◆ What is expected
Provide only the number of lines where "xlabel" occurs.

◆ Supplied entries
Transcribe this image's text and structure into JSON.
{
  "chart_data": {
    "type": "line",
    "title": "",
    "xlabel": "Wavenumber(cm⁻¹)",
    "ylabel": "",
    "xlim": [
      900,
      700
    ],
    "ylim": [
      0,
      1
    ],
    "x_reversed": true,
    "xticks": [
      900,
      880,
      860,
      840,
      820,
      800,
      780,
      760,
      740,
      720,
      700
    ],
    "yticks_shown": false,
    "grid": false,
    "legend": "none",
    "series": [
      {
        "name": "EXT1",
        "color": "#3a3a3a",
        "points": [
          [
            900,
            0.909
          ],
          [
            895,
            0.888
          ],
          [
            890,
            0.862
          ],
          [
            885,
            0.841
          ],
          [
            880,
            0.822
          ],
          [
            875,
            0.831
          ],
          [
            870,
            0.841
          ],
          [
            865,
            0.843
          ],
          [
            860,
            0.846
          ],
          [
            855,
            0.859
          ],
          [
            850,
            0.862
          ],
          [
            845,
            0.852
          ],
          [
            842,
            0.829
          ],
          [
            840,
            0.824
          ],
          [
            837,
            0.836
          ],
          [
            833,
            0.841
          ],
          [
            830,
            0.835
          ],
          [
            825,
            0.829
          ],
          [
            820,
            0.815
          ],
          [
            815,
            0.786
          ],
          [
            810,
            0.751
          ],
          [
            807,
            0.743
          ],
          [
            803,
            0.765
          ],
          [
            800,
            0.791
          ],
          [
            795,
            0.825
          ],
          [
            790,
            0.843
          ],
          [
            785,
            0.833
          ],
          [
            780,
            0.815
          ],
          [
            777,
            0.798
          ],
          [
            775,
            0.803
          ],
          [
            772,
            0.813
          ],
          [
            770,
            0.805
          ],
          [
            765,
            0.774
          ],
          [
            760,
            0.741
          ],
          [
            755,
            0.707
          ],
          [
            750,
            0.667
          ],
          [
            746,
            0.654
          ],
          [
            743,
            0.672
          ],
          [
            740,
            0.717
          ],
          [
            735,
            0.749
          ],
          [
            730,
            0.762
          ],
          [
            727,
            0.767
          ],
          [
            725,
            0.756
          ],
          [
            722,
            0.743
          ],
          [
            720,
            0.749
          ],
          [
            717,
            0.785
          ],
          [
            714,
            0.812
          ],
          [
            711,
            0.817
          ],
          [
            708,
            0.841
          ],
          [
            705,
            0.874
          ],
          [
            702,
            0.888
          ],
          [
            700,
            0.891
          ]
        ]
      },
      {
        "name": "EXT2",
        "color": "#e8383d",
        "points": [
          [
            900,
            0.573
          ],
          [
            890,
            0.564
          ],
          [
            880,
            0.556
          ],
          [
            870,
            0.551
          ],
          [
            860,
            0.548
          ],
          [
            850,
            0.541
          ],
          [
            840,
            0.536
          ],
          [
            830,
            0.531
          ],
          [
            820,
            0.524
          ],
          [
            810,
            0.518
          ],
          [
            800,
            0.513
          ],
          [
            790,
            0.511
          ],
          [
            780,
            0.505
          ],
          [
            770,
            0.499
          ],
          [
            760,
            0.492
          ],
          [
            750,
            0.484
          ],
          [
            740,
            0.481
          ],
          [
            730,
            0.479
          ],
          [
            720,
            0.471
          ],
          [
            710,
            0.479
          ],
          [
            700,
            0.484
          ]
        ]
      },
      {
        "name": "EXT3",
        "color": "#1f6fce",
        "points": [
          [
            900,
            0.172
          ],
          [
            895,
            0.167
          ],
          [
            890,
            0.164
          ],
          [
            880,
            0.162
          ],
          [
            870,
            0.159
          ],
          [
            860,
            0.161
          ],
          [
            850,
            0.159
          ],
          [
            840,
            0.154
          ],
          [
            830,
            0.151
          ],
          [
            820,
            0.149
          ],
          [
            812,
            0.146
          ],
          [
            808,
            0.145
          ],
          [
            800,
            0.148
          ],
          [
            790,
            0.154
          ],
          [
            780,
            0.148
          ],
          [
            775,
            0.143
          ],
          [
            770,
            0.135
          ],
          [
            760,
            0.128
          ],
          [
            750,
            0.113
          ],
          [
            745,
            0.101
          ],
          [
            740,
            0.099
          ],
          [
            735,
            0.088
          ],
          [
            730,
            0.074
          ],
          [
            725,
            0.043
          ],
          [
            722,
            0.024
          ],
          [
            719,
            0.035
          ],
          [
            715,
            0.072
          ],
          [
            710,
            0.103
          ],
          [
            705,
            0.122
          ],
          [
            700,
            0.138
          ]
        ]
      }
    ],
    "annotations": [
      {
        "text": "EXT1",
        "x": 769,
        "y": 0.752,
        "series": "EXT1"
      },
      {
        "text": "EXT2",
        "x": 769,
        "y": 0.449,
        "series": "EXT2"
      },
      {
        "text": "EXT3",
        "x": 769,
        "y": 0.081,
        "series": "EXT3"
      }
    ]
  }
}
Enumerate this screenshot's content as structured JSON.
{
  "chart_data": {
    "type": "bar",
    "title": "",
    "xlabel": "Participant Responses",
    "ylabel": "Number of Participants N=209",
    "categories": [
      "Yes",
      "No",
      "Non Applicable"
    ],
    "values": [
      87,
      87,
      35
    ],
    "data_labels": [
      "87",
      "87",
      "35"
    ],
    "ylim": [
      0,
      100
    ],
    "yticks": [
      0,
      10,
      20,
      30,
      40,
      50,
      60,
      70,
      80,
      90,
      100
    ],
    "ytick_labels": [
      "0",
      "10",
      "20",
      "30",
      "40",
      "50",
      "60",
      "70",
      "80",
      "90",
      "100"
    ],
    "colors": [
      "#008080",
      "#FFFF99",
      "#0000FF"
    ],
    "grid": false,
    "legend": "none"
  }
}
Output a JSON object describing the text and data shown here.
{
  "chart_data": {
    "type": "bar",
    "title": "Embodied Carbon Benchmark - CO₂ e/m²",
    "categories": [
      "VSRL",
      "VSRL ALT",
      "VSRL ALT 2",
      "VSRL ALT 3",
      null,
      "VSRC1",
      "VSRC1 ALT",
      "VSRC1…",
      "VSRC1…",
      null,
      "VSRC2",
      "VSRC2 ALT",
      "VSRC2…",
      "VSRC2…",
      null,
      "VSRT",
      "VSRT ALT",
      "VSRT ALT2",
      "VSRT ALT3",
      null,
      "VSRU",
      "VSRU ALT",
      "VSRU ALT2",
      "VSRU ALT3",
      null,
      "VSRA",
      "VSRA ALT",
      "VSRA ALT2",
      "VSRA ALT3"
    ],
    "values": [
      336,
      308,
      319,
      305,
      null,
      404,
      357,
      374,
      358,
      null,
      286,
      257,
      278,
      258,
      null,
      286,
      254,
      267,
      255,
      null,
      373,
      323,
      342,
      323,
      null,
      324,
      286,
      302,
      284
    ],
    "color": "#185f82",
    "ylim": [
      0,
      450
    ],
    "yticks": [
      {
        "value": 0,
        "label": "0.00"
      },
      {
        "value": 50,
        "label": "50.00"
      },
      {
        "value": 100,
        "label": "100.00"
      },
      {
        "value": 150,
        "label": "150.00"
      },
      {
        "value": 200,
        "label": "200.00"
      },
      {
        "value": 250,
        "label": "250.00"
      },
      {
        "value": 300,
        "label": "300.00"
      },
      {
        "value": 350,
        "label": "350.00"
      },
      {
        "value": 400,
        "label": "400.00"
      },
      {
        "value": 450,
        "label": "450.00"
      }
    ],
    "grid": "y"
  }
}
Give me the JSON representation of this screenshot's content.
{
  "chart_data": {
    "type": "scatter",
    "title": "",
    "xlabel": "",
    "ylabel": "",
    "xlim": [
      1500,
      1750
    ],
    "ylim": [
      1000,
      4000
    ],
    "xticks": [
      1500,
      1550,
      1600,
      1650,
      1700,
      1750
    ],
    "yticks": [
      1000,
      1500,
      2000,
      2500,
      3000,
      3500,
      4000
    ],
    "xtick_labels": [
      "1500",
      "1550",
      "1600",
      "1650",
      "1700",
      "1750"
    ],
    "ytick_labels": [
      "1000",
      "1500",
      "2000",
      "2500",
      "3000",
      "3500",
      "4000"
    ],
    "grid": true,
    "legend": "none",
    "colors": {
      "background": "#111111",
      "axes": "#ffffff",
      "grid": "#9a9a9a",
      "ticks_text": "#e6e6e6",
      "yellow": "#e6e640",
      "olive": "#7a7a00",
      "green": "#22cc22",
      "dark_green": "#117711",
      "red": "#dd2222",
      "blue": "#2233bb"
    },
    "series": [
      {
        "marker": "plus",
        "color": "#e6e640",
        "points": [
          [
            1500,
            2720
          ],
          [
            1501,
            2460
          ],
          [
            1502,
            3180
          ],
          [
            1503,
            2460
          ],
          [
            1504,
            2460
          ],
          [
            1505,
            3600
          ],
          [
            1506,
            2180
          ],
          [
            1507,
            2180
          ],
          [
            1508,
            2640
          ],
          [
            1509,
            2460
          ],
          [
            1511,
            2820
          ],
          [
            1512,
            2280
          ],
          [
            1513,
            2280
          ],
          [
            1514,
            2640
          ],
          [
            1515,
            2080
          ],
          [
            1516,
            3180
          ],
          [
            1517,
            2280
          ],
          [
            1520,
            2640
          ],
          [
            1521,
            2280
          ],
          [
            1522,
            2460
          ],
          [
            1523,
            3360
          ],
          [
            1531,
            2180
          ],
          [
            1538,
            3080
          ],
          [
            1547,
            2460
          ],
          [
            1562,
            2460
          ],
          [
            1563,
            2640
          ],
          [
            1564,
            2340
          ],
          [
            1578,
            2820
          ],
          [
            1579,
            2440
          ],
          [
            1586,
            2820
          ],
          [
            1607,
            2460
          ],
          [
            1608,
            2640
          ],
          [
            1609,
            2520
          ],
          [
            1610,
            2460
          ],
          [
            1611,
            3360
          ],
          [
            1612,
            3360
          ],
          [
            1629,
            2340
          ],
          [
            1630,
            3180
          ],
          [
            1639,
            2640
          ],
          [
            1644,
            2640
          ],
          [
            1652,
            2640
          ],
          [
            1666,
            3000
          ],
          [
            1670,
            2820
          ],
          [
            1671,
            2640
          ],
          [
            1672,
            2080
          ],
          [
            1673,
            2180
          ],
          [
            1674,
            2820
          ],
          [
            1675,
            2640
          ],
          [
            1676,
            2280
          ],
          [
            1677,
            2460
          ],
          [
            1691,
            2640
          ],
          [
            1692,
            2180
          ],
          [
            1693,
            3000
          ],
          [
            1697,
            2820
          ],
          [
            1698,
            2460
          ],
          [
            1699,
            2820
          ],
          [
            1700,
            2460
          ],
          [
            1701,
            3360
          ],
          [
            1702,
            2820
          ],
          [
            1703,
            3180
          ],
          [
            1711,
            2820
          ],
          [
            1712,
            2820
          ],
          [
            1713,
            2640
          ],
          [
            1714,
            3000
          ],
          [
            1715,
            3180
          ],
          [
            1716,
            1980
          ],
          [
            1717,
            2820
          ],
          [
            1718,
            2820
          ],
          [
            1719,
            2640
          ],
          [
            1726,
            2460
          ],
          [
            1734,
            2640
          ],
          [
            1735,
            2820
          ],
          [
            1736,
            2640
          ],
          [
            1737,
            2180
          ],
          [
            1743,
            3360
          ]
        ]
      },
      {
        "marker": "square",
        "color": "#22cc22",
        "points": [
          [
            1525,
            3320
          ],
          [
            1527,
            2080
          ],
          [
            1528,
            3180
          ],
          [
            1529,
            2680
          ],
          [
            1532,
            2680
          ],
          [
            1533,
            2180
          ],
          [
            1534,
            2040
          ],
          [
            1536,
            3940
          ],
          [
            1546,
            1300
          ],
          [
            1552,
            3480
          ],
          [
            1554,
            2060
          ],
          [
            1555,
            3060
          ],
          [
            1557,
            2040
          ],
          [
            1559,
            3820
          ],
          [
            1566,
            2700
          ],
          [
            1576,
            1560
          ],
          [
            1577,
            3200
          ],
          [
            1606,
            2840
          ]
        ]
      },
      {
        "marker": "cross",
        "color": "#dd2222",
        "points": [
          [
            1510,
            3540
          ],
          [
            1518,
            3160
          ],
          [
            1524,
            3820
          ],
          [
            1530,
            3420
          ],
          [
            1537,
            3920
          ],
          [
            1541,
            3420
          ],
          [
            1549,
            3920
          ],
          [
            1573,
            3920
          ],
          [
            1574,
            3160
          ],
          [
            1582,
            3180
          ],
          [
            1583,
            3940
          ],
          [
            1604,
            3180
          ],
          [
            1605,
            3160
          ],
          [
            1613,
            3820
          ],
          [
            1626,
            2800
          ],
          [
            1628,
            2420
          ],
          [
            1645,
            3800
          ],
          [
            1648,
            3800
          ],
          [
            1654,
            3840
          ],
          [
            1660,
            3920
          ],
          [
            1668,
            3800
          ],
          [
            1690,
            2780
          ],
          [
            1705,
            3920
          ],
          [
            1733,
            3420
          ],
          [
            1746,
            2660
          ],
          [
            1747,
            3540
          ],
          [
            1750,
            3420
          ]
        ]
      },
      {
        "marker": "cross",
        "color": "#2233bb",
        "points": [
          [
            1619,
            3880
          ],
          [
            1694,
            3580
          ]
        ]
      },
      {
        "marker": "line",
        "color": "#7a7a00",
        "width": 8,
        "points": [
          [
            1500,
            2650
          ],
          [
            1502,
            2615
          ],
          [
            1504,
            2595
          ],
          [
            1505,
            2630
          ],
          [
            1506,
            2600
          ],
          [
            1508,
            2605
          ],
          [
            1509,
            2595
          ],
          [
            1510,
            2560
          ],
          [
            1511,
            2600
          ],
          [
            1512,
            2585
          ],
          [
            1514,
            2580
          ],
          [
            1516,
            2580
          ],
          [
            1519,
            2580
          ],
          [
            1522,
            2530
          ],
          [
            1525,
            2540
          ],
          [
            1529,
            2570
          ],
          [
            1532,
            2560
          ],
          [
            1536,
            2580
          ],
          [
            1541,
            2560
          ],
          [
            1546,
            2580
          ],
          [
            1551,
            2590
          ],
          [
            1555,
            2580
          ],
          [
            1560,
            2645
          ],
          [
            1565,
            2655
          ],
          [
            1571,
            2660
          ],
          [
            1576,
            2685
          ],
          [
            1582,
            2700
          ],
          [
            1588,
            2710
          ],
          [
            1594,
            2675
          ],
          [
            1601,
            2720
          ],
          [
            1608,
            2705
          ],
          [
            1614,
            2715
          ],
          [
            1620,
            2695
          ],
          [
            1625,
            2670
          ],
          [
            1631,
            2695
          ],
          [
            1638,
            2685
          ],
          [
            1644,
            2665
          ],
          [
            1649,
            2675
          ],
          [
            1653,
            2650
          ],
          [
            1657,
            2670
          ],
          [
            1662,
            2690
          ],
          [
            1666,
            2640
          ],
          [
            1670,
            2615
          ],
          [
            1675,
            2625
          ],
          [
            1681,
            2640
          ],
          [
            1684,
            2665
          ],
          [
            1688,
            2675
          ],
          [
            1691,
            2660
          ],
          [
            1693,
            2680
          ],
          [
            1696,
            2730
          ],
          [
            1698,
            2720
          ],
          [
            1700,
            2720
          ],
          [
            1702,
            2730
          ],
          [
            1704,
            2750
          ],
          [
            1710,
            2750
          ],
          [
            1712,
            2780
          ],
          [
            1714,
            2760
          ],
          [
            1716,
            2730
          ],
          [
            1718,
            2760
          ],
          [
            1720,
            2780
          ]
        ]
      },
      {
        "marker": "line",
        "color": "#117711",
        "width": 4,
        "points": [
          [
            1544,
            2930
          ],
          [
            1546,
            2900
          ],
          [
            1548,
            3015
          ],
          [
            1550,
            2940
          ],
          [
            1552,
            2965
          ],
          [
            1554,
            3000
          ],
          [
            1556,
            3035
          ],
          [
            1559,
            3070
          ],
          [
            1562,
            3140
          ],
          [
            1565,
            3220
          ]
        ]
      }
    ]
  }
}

◆ Response below
3